Prompt |
Return all of the data exactly as given.

Input data |
▼

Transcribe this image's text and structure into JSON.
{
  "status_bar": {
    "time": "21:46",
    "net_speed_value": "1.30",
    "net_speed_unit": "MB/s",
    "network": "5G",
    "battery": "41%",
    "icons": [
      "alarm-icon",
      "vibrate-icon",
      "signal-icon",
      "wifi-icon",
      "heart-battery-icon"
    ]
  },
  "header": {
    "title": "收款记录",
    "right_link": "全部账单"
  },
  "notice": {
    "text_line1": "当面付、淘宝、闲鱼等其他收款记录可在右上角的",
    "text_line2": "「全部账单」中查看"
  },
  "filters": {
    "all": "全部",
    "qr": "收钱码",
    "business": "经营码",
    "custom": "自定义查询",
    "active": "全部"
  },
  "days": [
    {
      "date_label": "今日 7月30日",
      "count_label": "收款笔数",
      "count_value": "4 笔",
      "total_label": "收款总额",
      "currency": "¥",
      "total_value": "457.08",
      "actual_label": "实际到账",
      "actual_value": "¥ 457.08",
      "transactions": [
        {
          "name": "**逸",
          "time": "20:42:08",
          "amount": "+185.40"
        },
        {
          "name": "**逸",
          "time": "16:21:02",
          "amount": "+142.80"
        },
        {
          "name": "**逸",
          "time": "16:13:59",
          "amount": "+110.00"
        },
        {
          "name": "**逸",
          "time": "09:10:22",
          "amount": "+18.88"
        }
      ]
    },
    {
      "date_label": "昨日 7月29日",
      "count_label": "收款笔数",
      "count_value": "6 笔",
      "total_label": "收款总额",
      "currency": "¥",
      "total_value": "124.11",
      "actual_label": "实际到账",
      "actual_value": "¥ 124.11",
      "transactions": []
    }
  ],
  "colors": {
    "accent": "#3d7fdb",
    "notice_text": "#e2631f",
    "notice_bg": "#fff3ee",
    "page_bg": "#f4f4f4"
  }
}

▲

Solution for this problem |
Transcribe this image's text and structure into JSON.
{
  "status_bar": {
    "time": "21:46",
    "net_speed_value": "1.30",
    "net_speed_unit": "MB/s",
    "network": "5G",
    "battery": "41%",
    "icons": [
      "alarm-icon",
      "vibrate-icon",
      "signal-icon",
      "wifi-icon",
      "heart-battery-icon"
    ]
  },
  "header": {
    "title": "收款记录",
    "right_link": "全部账单"
  },
  "notice": {
    "text_line1": "当面付、淘宝、闲鱼等其他收款记录可在右上角的",
    "text_line2": "「全部账单」中查看"
  },
  "filters": {
    "all": "全部",
    "qr": "收钱码",
    "business": "经营码",
    "custom": "自定义查询",
    "active": "全部"
  },
  "days": [
    {
      "date_label": "今日 7月30日",
      "count_label": "收款笔数",
      "count_value": "4 笔",
      "total_label": "收款总额",
      "currency": "¥",
      "total_value": "457.08",
      "actual_label": "实际到账",
      "actual_value": "¥ 457.08",
      "transactions": [
        {
          "name": "**逸",
          "time": "20:42:08",
          "amount": "+185.40"
        },
        {
          "name": "**逸",
          "time": "16:21:02",
          "amount": "+142.80"
        },
        {
          "name": "**逸",
          "time": "16:13:59",
          "amount": "+110.00"
        },
        {
          "name": "**逸",
          "time": "09:10:22",
          "amount": "+18.88"
        }
      ]
    },
    {
      "date_label": "昨日 7月29日",
      "count_label": "收款笔数",
      "count_value": "6 笔",
      "total_label": "收款总额",
      "currency": "¥",
      "total_value": "124.11",
      "actual_label": "实际到账",
      "actual_value": "¥ 124.11",
      "transactions": []
    }
  ],
  "colors": {
    "accent": "#3d7fdb",
    "notice_text": "#e2631f",
    "notice_bg": "#fff3ee",
    "page_bg": "#f4f4f4"
  }
}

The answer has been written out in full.